-- Begin THE INPUT --

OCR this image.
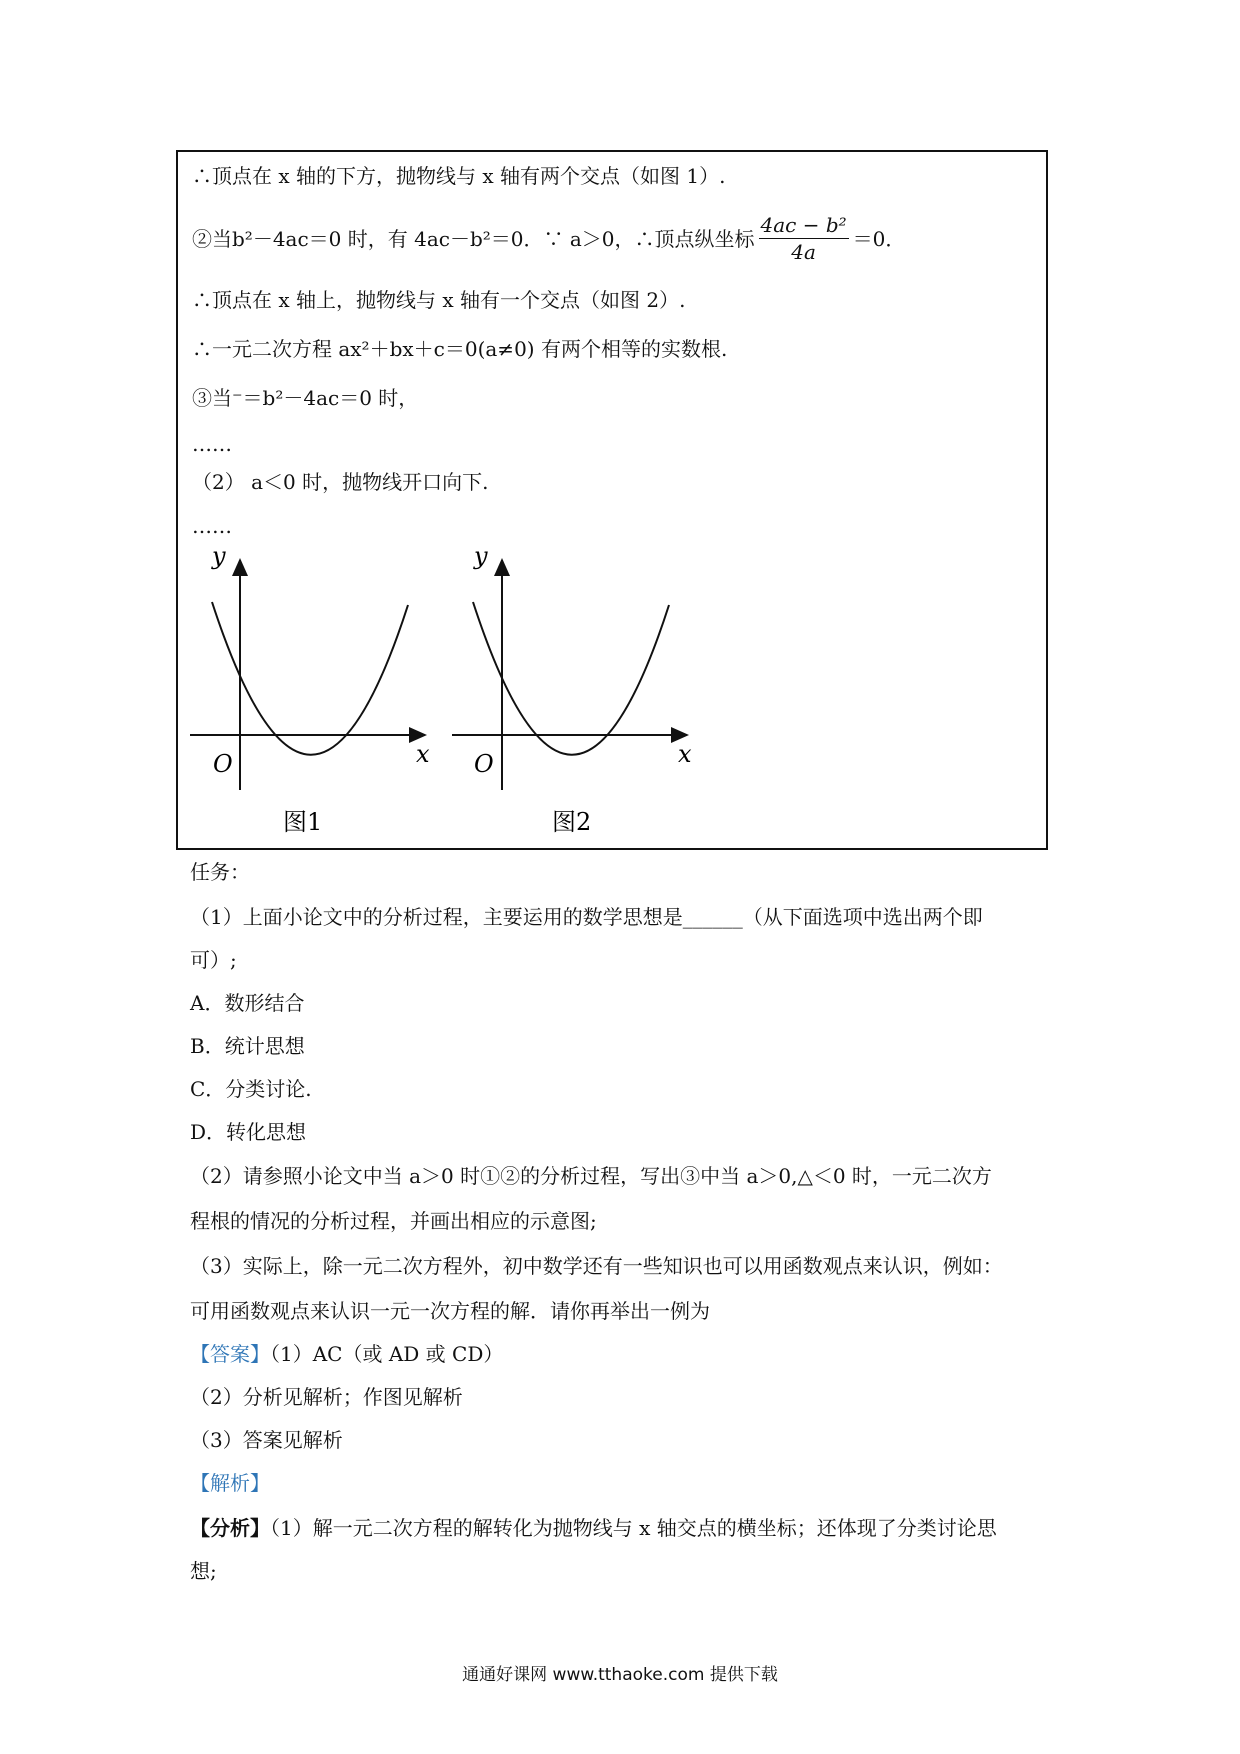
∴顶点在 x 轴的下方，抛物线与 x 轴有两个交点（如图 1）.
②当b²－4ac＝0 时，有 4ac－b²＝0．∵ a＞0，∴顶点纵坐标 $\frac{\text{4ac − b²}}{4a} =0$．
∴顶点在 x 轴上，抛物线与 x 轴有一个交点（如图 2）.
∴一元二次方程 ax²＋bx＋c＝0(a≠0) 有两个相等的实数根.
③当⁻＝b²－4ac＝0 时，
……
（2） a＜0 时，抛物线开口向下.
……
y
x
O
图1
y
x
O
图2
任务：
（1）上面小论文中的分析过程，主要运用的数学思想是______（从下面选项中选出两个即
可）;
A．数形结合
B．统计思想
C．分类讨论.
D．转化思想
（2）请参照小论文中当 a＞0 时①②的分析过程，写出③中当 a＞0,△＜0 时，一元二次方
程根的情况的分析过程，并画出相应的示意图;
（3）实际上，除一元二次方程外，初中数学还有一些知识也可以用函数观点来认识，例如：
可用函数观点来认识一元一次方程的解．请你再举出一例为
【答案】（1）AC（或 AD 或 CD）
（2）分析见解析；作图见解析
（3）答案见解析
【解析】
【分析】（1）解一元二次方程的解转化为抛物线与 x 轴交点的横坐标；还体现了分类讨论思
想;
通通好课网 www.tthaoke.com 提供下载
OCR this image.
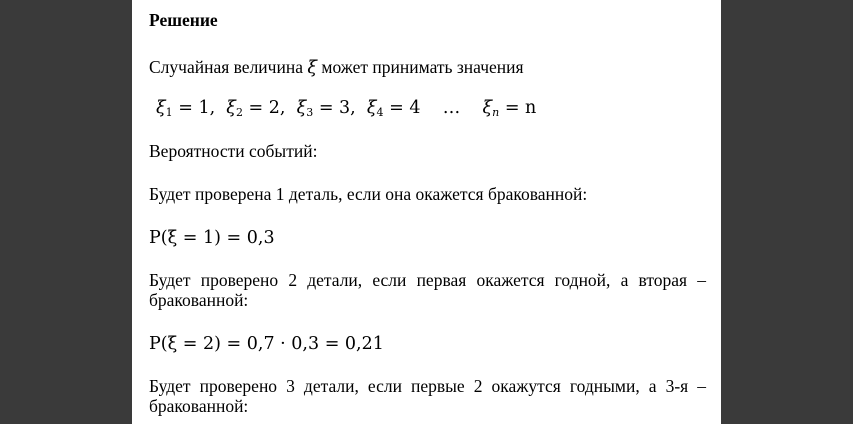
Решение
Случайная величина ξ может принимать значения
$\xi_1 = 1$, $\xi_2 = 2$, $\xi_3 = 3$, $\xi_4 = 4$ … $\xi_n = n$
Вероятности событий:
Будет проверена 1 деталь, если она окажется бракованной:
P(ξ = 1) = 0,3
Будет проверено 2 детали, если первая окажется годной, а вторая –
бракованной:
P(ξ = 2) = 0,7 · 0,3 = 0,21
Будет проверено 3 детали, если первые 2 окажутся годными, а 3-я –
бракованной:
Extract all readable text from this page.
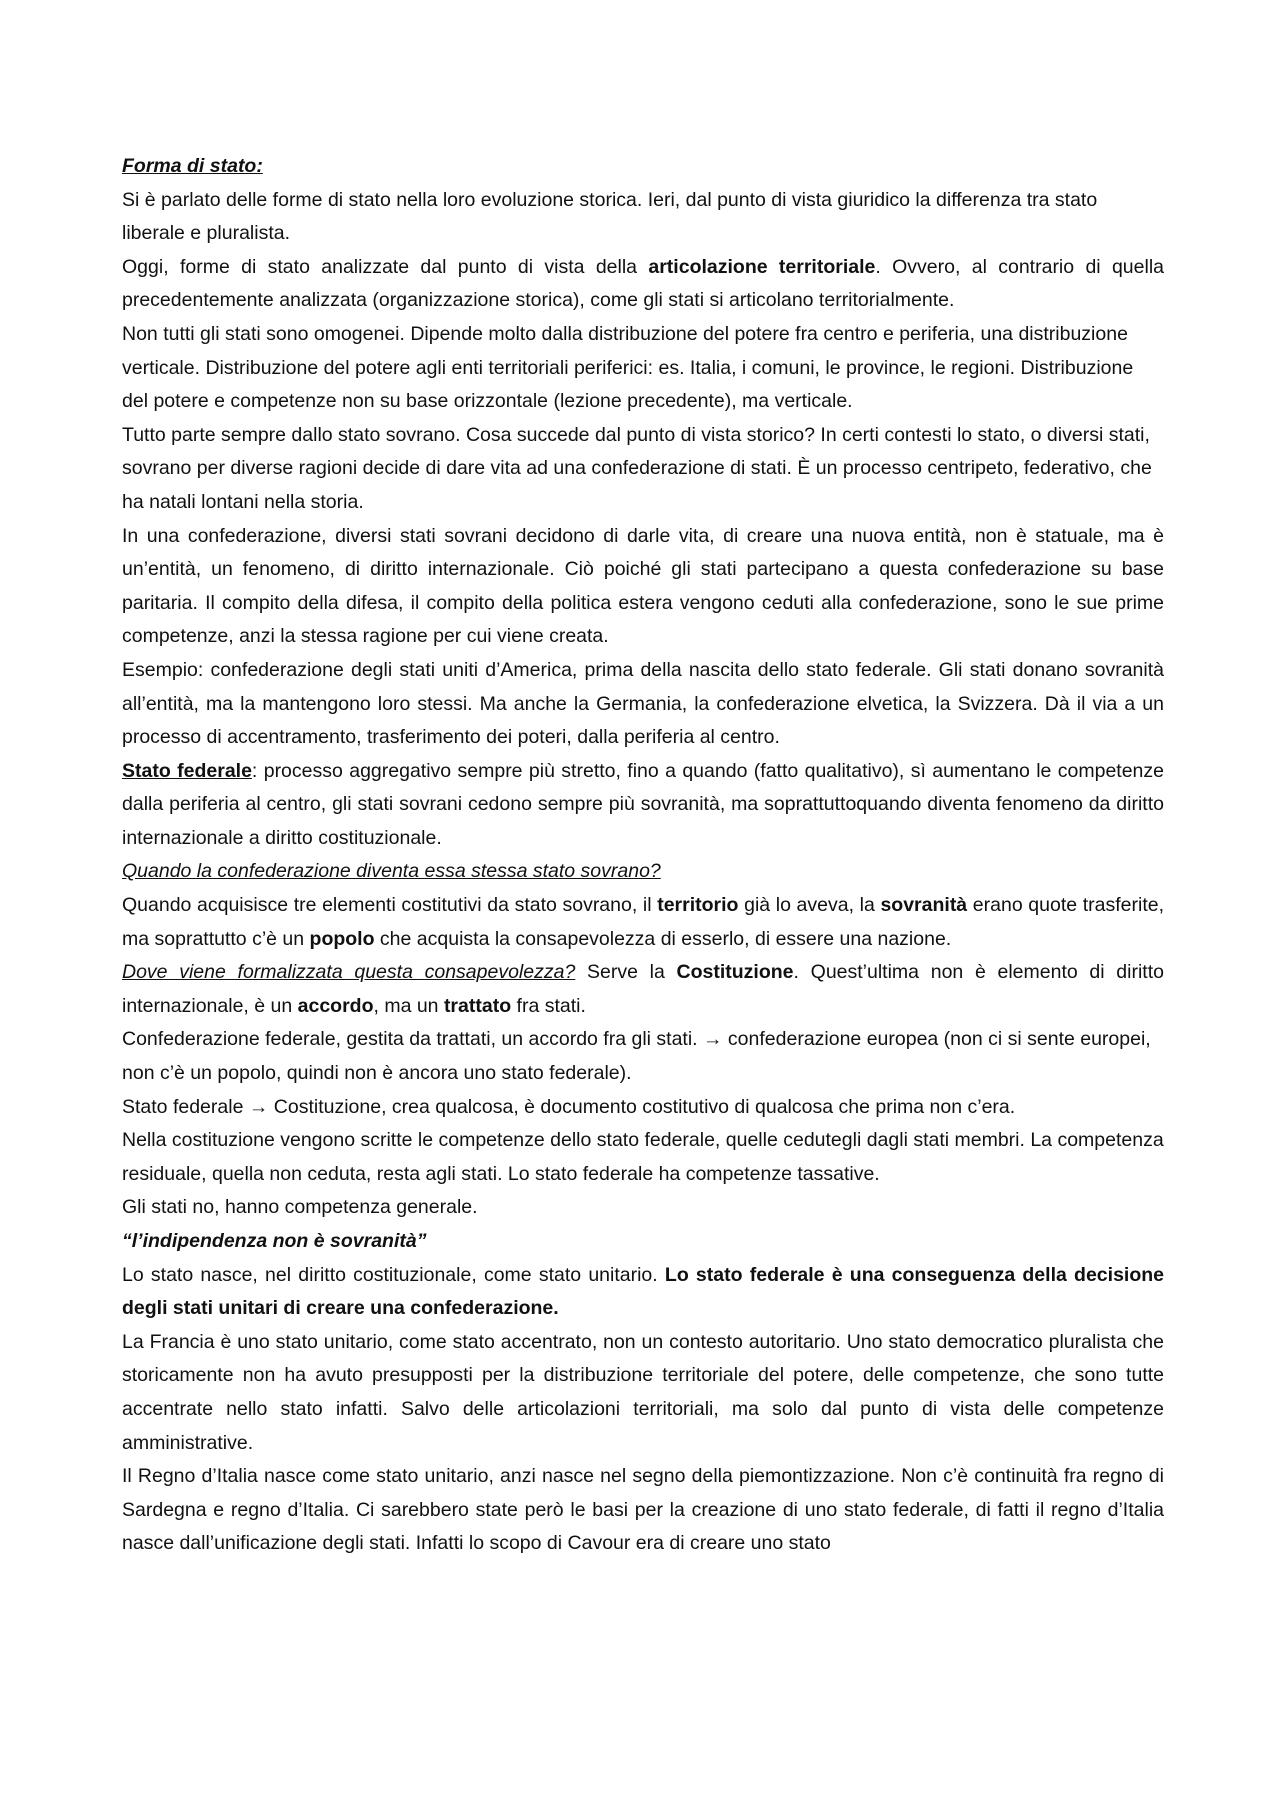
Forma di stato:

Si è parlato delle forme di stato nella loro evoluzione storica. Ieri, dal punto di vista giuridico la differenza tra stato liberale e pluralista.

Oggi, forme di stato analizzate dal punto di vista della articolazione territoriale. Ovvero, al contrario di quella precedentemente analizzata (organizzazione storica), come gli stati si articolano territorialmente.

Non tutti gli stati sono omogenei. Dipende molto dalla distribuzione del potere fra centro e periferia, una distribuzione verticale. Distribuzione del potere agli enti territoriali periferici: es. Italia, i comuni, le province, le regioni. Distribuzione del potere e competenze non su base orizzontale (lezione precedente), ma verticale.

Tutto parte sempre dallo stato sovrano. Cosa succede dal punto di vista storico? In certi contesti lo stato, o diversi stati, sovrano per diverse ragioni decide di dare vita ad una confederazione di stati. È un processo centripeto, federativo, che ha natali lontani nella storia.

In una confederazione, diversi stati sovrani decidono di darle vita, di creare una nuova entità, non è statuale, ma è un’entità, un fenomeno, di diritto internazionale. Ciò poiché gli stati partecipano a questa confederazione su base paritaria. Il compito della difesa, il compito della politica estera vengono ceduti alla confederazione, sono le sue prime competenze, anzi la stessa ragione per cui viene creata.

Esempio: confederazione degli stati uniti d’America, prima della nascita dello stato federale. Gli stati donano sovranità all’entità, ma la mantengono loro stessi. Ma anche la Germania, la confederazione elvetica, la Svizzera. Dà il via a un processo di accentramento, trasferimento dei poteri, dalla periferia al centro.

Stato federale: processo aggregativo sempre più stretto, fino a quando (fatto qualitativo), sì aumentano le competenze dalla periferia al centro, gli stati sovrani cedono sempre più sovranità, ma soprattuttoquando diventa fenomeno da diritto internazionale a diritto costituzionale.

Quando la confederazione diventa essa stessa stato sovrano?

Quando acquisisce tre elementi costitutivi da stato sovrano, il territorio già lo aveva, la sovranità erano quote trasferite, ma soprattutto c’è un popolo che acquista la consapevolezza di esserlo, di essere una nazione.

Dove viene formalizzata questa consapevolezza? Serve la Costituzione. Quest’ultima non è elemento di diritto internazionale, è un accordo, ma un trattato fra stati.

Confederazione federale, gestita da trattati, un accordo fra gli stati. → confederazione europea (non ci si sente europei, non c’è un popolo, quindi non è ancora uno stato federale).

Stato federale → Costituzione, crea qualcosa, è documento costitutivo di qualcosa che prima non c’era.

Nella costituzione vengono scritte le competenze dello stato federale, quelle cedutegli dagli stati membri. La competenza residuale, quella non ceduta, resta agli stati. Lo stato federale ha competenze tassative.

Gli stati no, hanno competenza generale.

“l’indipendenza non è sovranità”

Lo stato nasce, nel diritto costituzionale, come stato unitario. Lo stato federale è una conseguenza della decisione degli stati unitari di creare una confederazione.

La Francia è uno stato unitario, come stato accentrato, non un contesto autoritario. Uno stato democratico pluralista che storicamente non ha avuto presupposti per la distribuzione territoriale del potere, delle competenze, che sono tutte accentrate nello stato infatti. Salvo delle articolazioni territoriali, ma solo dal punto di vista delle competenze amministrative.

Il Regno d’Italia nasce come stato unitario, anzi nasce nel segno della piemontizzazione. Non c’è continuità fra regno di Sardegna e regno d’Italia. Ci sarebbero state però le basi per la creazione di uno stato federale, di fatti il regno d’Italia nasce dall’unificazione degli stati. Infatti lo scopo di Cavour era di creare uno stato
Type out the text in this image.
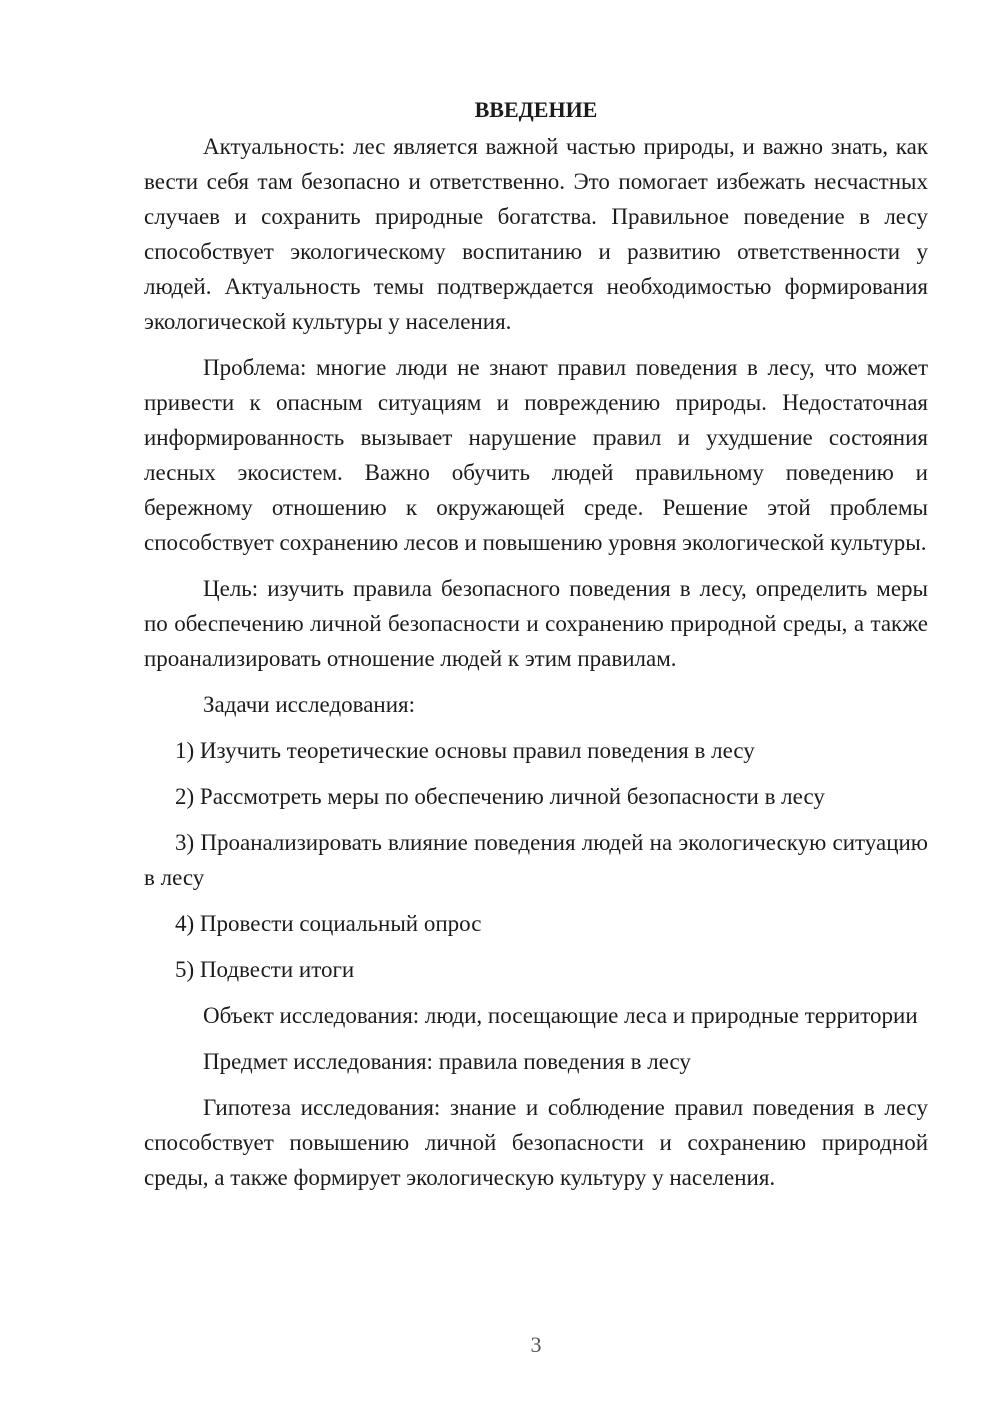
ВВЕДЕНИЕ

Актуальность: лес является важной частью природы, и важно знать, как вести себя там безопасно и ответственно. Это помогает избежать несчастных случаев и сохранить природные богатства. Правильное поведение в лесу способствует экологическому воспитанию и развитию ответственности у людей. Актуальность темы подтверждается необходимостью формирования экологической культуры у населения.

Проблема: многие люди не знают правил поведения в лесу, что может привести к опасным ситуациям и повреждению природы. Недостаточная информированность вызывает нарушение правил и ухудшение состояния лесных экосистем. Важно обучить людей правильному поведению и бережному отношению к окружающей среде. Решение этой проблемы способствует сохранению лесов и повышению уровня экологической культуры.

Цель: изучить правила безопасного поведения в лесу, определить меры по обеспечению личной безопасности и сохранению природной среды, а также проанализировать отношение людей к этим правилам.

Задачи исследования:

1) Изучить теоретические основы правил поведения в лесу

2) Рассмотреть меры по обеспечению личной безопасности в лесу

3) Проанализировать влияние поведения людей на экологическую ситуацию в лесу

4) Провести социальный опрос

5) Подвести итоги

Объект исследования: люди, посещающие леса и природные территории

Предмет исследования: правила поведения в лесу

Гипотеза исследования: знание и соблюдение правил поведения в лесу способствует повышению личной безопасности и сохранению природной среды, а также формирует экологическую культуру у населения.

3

-- End THE INPUT --

### YOUR INSTRUCTIONS:
Find how many lines include the string "экологическую" and report that number alone.

### WRITTEN ANSWER:
2